[Figure record extracts]
'''
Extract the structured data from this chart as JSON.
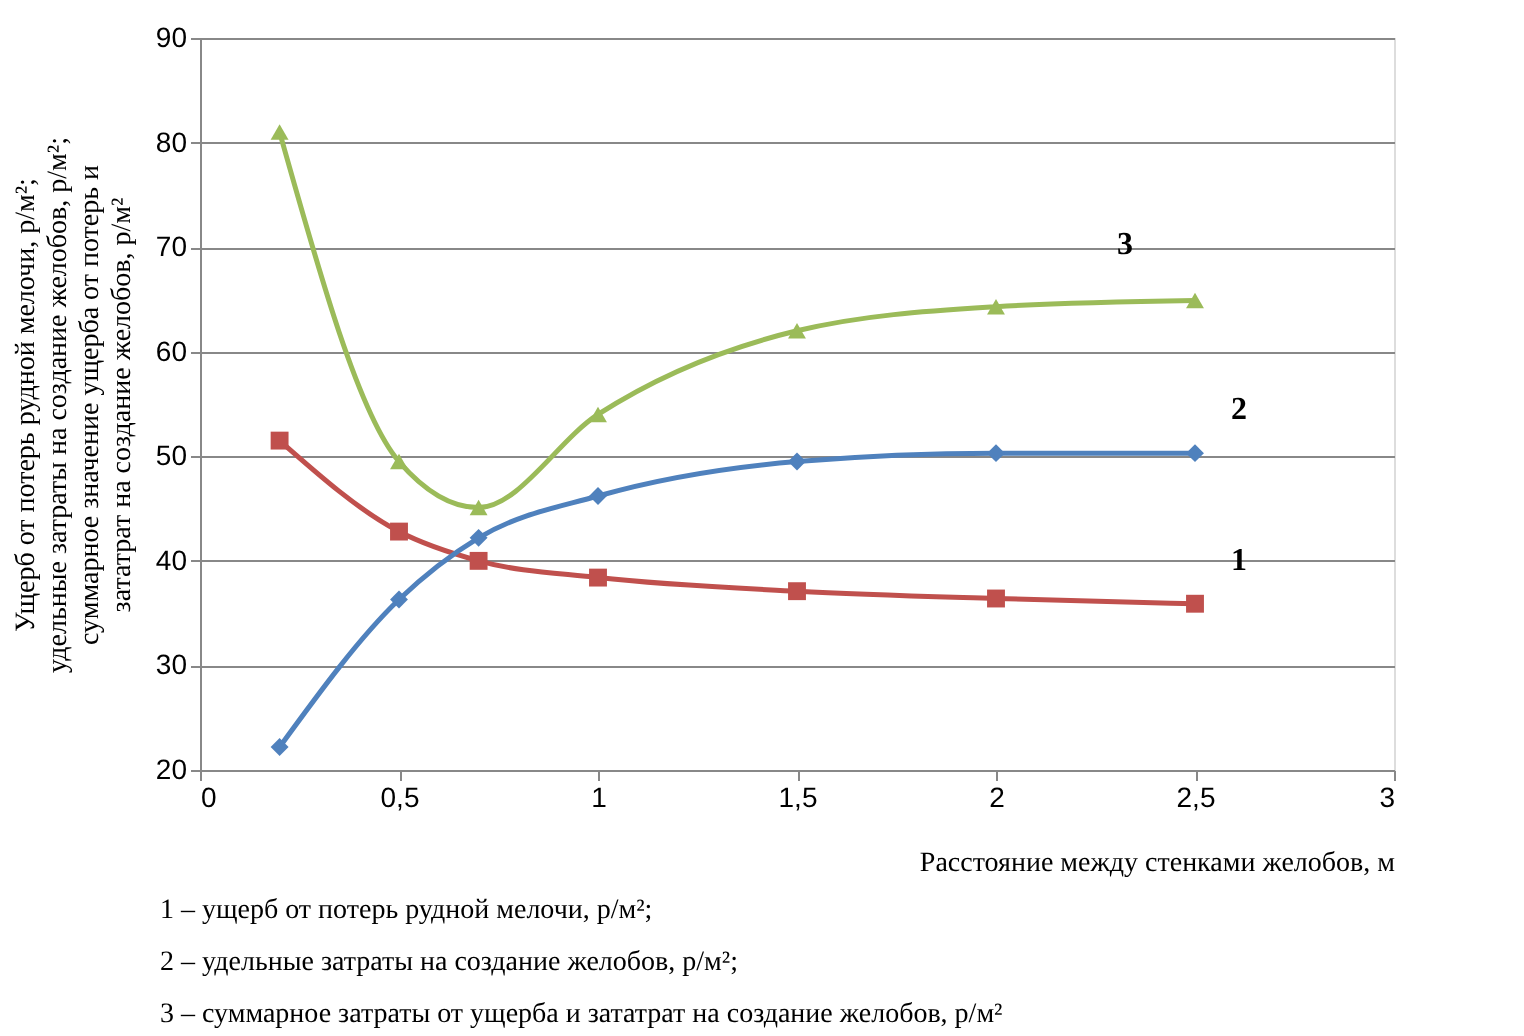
{
  "chart_data": {
    "type": "line",
    "xlabel": "Расстояние между стенками желобов, м",
    "ylabel": "Ущерб от потерь рудной мелочи, р/м²;\nудельные затраты на создание желобов, р/м²;\nсуммарное значение ущерба от потерь и\nзататрат на создание желобов, р/м²",
    "x": [
      0.2,
      0.5,
      0.7,
      1,
      1.5,
      2,
      2.5
    ],
    "series": [
      {
        "name": "1",
        "color": "#c0504d",
        "marker": "square",
        "values": [
          51.5,
          42.8,
          40,
          38.4,
          37.1,
          36.4,
          35.9
        ]
      },
      {
        "name": "2",
        "color": "#4f81bd",
        "marker": "diamond",
        "values": [
          22.2,
          36.3,
          42.2,
          46.2,
          49.5,
          50.3,
          50.3
        ]
      },
      {
        "name": "3",
        "color": "#9bbb59",
        "marker": "triangle",
        "values": [
          81,
          49.5,
          45.1,
          54,
          62,
          64.3,
          64.9
        ]
      }
    ],
    "xlim": [
      0,
      3
    ],
    "xticks": [
      {
        "value": 0,
        "label": "0"
      },
      {
        "value": 0.5,
        "label": "0,5"
      },
      {
        "value": 1,
        "label": "1"
      },
      {
        "value": 1.5,
        "label": "1,5"
      },
      {
        "value": 2,
        "label": "2"
      },
      {
        "value": 2.5,
        "label": "2,5"
      },
      {
        "value": 3,
        "label": "3"
      }
    ],
    "ylim": [
      20,
      90
    ],
    "yticks": [
      20,
      30,
      40,
      50,
      60,
      70,
      80,
      90
    ],
    "grid": "y",
    "annotations": [
      "1 – ущерб от потерь рудной мелочи, р/м²;",
      "2 – удельные затраты на создание желобов, р/м²;",
      "3 – суммарное затраты от ущерба и зататрат на создание желобов, р/м²"
    ]
  }
}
'''
Your copy of the data should match it exactly, except that pictures are left out.

Extract the structured data from this chart as JSON.
{
  "chart_data": {
    "type": "line",
    "xlabel": "Расстояние между стенками желобов, м",
    "ylabel": "Ущерб от потерь рудной мелочи, р/м²;\nудельные затраты на создание желобов, р/м²;\nсуммарное значение ущерба от потерь и\nзататрат на создание желобов, р/м²",
    "x": [
      0.2,
      0.5,
      0.7,
      1,
      1.5,
      2,
      2.5
    ],
    "series": [
      {
        "name": "1",
        "color": "#c0504d",
        "marker": "square",
        "values": [
          51.5,
          42.8,
          40,
          38.4,
          37.1,
          36.4,
          35.9
        ]
      },
      {
        "name": "2",
        "color": "#4f81bd",
        "marker": "diamond",
        "values": [
          22.2,
          36.3,
          42.2,
          46.2,
          49.5,
          50.3,
          50.3
        ]
      },
      {
        "name": "3",
        "color": "#9bbb59",
        "marker": "triangle",
        "values": [
          81,
          49.5,
          45.1,
          54,
          62,
          64.3,
          64.9
        ]
      }
    ],
    "xlim": [
      0,
      3
    ],
    "xticks": [
      {
        "value": 0,
        "label": "0"
      },
      {
        "value": 0.5,
        "label": "0,5"
      },
      {
        "value": 1,
        "label": "1"
      },
      {
        "value": 1.5,
        "label": "1,5"
      },
      {
        "value": 2,
        "label": "2"
      },
      {
        "value": 2.5,
        "label": "2,5"
      },
      {
        "value": 3,
        "label": "3"
      }
    ],
    "ylim": [
      20,
      90
    ],
    "yticks": [
      20,
      30,
      40,
      50,
      60,
      70,
      80,
      90
    ],
    "grid": "y",
    "annotations": [
      "1 – ущерб от потерь рудной мелочи, р/м²;",
      "2 – удельные затраты на создание желобов, р/м²;",
      "3 – суммарное затраты от ущерба и зататрат на создание желобов, р/м²"
    ]
  }
}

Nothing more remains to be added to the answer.